Records for the exercise:
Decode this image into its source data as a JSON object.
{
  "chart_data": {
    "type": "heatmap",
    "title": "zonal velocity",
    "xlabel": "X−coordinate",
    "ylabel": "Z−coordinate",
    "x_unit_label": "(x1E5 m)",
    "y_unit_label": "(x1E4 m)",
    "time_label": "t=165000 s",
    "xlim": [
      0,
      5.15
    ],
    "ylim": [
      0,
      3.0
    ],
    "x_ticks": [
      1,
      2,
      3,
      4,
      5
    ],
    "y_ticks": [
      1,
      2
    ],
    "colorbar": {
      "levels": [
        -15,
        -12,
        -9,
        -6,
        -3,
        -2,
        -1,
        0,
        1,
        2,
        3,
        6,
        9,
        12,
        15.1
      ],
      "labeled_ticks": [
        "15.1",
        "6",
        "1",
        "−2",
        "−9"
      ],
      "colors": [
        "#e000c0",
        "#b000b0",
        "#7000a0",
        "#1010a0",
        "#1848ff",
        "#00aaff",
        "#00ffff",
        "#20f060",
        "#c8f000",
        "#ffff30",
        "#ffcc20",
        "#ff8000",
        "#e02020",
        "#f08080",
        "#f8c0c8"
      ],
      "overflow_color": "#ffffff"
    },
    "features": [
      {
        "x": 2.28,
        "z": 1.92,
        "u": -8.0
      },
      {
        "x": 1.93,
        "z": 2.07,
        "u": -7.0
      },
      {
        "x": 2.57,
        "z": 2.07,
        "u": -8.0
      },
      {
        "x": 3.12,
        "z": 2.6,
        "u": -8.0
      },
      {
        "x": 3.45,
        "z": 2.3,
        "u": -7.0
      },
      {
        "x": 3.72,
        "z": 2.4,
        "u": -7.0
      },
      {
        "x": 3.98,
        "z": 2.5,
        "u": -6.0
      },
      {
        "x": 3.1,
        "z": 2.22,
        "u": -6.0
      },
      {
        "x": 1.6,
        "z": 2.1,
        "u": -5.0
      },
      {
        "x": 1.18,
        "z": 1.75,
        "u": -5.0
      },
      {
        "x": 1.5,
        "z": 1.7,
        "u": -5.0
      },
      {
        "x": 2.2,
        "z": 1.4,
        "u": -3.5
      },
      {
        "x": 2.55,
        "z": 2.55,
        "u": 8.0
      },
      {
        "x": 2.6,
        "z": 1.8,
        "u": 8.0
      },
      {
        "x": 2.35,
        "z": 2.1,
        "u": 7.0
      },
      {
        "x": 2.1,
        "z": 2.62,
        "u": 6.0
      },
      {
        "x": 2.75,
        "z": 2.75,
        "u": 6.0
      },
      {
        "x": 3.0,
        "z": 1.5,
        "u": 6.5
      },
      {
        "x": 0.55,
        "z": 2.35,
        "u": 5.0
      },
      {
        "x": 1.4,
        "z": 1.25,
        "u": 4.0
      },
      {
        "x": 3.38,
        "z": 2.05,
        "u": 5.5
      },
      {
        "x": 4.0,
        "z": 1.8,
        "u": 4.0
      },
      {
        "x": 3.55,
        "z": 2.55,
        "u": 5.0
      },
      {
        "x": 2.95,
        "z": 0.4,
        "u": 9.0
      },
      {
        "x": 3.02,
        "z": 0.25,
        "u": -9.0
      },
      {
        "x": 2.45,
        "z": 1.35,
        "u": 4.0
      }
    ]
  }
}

Exercise aim: Respond with the number of lines containing "coordinate" and no additional words.

Worked solution: 2